**SET PROBLEM:** List, from the lines below, each one with "cfcfcf" in it.

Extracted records
────────────────

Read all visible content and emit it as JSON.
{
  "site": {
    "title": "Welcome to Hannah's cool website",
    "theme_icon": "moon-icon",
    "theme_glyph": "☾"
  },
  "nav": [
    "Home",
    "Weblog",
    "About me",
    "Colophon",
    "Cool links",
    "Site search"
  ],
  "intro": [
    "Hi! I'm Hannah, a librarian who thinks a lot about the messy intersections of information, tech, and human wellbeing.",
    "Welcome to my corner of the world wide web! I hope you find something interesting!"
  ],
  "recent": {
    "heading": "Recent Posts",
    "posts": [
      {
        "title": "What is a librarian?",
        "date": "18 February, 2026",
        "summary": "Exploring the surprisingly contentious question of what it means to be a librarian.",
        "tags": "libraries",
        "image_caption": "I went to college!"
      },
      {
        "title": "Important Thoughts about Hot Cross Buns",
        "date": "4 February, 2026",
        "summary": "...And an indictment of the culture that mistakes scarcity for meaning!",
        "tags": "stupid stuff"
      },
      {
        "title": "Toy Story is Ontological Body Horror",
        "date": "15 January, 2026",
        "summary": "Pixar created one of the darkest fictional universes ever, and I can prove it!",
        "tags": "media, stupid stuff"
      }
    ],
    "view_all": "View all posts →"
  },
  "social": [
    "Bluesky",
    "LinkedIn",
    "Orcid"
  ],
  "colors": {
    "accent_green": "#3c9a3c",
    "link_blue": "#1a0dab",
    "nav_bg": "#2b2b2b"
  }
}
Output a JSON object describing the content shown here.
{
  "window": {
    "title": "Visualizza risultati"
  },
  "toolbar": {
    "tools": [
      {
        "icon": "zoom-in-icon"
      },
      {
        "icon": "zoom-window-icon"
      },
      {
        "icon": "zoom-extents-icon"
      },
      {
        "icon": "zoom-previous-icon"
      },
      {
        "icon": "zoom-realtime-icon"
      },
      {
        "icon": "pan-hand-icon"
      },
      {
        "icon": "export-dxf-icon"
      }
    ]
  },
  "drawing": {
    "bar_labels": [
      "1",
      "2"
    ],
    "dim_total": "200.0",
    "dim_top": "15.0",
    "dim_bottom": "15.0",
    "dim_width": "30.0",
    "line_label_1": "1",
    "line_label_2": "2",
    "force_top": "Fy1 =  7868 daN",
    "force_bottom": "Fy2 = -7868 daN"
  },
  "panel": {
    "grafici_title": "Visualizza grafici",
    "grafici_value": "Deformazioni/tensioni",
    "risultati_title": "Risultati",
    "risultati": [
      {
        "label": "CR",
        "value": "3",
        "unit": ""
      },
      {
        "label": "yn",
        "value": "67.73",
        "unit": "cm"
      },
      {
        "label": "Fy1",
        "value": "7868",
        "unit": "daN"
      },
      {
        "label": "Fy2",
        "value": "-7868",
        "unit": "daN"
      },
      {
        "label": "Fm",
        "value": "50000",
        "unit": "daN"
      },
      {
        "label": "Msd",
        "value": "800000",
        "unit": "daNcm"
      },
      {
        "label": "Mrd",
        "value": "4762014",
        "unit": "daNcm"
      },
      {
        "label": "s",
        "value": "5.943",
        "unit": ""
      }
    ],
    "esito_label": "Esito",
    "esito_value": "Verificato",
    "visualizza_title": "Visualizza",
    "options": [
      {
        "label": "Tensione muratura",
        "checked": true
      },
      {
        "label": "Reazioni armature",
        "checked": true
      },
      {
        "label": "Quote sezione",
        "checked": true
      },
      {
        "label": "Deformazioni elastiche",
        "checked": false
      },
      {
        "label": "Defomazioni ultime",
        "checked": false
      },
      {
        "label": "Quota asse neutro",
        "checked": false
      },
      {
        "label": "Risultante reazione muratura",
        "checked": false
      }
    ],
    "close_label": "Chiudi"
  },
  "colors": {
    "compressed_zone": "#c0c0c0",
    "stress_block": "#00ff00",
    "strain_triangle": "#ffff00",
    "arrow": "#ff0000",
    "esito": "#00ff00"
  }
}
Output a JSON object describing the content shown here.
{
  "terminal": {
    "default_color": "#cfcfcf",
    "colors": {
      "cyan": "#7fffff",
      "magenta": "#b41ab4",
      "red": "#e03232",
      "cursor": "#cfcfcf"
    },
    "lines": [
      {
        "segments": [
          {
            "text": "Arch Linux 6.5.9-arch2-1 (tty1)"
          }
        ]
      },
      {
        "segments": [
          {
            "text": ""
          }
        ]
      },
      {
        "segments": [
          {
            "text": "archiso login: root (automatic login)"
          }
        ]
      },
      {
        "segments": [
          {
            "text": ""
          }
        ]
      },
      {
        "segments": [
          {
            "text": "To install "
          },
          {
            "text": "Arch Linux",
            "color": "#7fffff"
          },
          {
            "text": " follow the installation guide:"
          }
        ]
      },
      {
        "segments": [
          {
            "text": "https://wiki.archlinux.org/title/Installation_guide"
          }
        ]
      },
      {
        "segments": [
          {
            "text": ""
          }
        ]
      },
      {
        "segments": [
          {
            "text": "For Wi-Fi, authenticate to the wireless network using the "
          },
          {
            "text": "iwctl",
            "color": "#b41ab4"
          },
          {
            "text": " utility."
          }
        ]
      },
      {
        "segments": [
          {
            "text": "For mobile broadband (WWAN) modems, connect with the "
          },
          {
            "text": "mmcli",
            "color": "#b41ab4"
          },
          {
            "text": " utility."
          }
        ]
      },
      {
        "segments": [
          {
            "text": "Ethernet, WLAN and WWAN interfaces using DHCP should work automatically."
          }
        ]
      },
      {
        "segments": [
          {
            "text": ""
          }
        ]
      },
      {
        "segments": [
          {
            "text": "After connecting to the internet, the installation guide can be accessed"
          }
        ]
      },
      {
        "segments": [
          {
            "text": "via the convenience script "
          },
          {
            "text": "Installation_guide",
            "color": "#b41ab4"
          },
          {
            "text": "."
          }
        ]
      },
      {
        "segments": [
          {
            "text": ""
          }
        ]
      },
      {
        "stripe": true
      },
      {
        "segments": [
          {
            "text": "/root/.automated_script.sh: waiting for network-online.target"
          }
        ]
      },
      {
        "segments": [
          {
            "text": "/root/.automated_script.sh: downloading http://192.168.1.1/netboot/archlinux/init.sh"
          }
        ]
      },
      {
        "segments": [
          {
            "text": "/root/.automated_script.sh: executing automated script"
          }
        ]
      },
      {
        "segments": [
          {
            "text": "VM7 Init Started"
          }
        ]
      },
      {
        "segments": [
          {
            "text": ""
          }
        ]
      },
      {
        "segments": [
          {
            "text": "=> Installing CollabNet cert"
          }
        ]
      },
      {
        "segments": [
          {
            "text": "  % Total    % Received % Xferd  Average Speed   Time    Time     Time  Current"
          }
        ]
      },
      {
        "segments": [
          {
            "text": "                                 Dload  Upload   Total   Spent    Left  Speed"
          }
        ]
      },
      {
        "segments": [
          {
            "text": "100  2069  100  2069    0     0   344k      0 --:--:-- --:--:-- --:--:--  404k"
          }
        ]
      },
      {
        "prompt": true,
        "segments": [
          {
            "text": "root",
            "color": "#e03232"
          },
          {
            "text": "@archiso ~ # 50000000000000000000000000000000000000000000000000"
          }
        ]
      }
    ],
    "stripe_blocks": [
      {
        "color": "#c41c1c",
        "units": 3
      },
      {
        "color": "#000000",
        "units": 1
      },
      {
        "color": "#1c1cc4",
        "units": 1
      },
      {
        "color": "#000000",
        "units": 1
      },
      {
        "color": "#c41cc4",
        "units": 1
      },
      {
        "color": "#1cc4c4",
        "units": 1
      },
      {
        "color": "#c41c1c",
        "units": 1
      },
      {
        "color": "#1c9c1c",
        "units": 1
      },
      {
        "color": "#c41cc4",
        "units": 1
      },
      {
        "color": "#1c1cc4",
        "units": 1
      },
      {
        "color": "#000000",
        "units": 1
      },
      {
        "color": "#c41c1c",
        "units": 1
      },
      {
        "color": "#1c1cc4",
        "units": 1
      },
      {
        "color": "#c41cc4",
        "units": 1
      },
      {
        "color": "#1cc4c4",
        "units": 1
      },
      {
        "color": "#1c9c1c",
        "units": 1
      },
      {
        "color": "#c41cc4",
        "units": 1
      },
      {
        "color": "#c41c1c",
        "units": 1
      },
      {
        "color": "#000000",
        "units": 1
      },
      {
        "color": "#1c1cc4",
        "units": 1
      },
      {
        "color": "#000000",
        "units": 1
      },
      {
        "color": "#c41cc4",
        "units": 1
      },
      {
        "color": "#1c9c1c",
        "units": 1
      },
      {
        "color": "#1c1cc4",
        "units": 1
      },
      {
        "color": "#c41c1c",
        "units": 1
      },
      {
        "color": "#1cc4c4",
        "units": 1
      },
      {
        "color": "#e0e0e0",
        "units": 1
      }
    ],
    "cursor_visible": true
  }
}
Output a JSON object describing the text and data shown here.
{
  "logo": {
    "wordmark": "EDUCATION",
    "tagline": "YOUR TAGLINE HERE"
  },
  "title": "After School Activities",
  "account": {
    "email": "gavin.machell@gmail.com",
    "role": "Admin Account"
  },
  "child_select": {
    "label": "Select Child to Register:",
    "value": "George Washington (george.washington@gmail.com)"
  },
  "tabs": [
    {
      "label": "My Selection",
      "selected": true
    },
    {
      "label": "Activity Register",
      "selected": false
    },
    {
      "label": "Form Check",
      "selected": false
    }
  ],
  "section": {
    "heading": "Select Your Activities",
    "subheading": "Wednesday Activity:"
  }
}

────────────────

**ANSWER FOR THIS EXERCISE:**
    "default_color": "#cfcfcf",
      "cursor": "#cfcfcf"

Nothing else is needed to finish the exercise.